STATED TASK
Reproduce all of the material word for word.

AVAILABLE RECORDS

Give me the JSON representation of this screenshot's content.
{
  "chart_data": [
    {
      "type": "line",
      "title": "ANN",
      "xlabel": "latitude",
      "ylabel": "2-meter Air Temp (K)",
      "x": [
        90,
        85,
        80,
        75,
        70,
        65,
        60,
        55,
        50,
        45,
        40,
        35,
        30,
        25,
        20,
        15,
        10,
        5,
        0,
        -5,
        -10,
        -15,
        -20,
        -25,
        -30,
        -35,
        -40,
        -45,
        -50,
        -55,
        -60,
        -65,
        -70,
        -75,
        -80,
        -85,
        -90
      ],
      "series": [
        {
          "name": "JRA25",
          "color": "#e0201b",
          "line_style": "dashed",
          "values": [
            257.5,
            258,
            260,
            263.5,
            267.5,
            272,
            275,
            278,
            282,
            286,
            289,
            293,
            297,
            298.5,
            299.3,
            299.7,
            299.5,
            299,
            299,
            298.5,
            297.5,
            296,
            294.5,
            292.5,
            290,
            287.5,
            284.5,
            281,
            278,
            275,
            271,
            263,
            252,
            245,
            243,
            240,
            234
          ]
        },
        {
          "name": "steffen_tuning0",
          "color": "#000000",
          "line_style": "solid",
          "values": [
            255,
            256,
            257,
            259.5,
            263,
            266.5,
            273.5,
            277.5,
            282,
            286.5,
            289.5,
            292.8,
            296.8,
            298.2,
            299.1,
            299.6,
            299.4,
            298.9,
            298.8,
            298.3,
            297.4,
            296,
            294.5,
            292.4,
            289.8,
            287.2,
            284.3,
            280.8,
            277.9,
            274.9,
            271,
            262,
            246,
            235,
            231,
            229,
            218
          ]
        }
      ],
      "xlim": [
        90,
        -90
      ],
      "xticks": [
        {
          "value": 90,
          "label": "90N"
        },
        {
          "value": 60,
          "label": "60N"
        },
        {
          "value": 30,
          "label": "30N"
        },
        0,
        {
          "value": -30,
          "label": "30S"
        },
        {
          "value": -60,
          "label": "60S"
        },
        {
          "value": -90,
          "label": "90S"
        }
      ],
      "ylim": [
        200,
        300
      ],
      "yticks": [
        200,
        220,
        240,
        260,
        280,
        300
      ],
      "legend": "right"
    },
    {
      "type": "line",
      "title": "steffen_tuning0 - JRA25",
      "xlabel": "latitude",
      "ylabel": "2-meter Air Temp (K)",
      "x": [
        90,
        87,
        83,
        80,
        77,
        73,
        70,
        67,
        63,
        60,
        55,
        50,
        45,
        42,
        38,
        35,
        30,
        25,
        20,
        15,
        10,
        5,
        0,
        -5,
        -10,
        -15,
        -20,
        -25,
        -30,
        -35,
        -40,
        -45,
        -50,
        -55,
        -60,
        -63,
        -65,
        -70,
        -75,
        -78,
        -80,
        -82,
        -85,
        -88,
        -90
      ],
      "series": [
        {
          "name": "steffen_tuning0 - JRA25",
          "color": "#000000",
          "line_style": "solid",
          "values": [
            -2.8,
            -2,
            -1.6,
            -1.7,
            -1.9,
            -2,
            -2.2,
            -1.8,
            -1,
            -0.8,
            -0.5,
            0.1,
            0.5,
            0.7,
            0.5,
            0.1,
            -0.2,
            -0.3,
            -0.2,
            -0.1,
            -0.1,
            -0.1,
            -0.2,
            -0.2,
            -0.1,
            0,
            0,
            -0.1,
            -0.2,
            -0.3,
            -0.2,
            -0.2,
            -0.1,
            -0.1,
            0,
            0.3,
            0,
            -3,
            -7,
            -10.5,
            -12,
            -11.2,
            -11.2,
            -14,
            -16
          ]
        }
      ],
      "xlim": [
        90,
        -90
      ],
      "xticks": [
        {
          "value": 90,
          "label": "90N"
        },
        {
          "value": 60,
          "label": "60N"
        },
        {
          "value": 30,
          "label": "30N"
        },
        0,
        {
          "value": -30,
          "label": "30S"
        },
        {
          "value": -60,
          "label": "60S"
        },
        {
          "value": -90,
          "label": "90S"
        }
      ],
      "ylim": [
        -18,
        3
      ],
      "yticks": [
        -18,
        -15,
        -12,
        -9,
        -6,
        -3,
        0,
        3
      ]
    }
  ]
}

EXERCISE RESPONSE
Give me the JSON representation of this screenshot's content.
{
  "chart_data": [
    {
      "type": "line",
      "title": "ANN",
      "xlabel": "latitude",
      "ylabel": "2-meter Air Temp (K)",
      "x": [
        90,
        85,
        80,
        75,
        70,
        65,
        60,
        55,
        50,
        45,
        40,
        35,
        30,
        25,
        20,
        15,
        10,
        5,
        0,
        -5,
        -10,
        -15,
        -20,
        -25,
        -30,
        -35,
        -40,
        -45,
        -50,
        -55,
        -60,
        -65,
        -70,
        -75,
        -80,
        -85,
        -90
      ],
      "series": [
        {
          "name": "JRA25",
          "color": "#e0201b",
          "line_style": "dashed",
          "values": [
            257.5,
            258,
            260,
            263.5,
            267.5,
            272,
            275,
            278,
            282,
            286,
            289,
            293,
            297,
            298.5,
            299.3,
            299.7,
            299.5,
            299,
            299,
            298.5,
            297.5,
            296,
            294.5,
            292.5,
            290,
            287.5,
            284.5,
            281,
            278,
            275,
            271,
            263,
            252,
            245,
            243,
            240,
            234
          ]
        },
        {
          "name": "steffen_tuning0",
          "color": "#000000",
          "line_style": "solid",
          "values": [
            255,
            256,
            257,
            259.5,
            263,
            266.5,
            273.5,
            277.5,
            282,
            286.5,
            289.5,
            292.8,
            296.8,
            298.2,
            299.1,
            299.6,
            299.4,
            298.9,
            298.8,
            298.3,
            297.4,
            296,
            294.5,
            292.4,
            289.8,
            287.2,
            284.3,
            280.8,
            277.9,
            274.9,
            271,
            262,
            246,
            235,
            231,
            229,
            218
          ]
        }
      ],
      "xlim": [
        90,
        -90
      ],
      "xticks": [
        {
          "value": 90,
          "label": "90N"
        },
        {
          "value": 60,
          "label": "60N"
        },
        {
          "value": 30,
          "label": "30N"
        },
        0,
        {
          "value": -30,
          "label": "30S"
        },
        {
          "value": -60,
          "label": "60S"
        },
        {
          "value": -90,
          "label": "90S"
        }
      ],
      "ylim": [
        200,
        300
      ],
      "yticks": [
        200,
        220,
        240,
        260,
        280,
        300
      ],
      "legend": "right"
    },
    {
      "type": "line",
      "title": "steffen_tuning0 - JRA25",
      "xlabel": "latitude",
      "ylabel": "2-meter Air Temp (K)",
      "x": [
        90,
        87,
        83,
        80,
        77,
        73,
        70,
        67,
        63,
        60,
        55,
        50,
        45,
        42,
        38,
        35,
        30,
        25,
        20,
        15,
        10,
        5,
        0,
        -5,
        -10,
        -15,
        -20,
        -25,
        -30,
        -35,
        -40,
        -45,
        -50,
        -55,
        -60,
        -63,
        -65,
        -70,
        -75,
        -78,
        -80,
        -82,
        -85,
        -88,
        -90
      ],
      "series": [
        {
          "name": "steffen_tuning0 - JRA25",
          "color": "#000000",
          "line_style": "solid",
          "values": [
            -2.8,
            -2,
            -1.6,
            -1.7,
            -1.9,
            -2,
            -2.2,
            -1.8,
            -1,
            -0.8,
            -0.5,
            0.1,
            0.5,
            0.7,
            0.5,
            0.1,
            -0.2,
            -0.3,
            -0.2,
            -0.1,
            -0.1,
            -0.1,
            -0.2,
            -0.2,
            -0.1,
            0,
            0,
            -0.1,
            -0.2,
            -0.3,
            -0.2,
            -0.2,
            -0.1,
            -0.1,
            0,
            0.3,
            0,
            -3,
            -7,
            -10.5,
            -12,
            -11.2,
            -11.2,
            -14,
            -16
          ]
        }
      ],
      "xlim": [
        90,
        -90
      ],
      "xticks": [
        {
          "value": 90,
          "label": "90N"
        },
        {
          "value": 60,
          "label": "60N"
        },
        {
          "value": 30,
          "label": "30N"
        },
        0,
        {
          "value": -30,
          "label": "30S"
        },
        {
          "value": -60,
          "label": "60S"
        },
        {
          "value": -90,
          "label": "90S"
        }
      ],
      "ylim": [
        -18,
        3
      ],
      "yticks": [
        -18,
        -15,
        -12,
        -9,
        -6,
        -3,
        0,
        3
      ]
    }
  ]
}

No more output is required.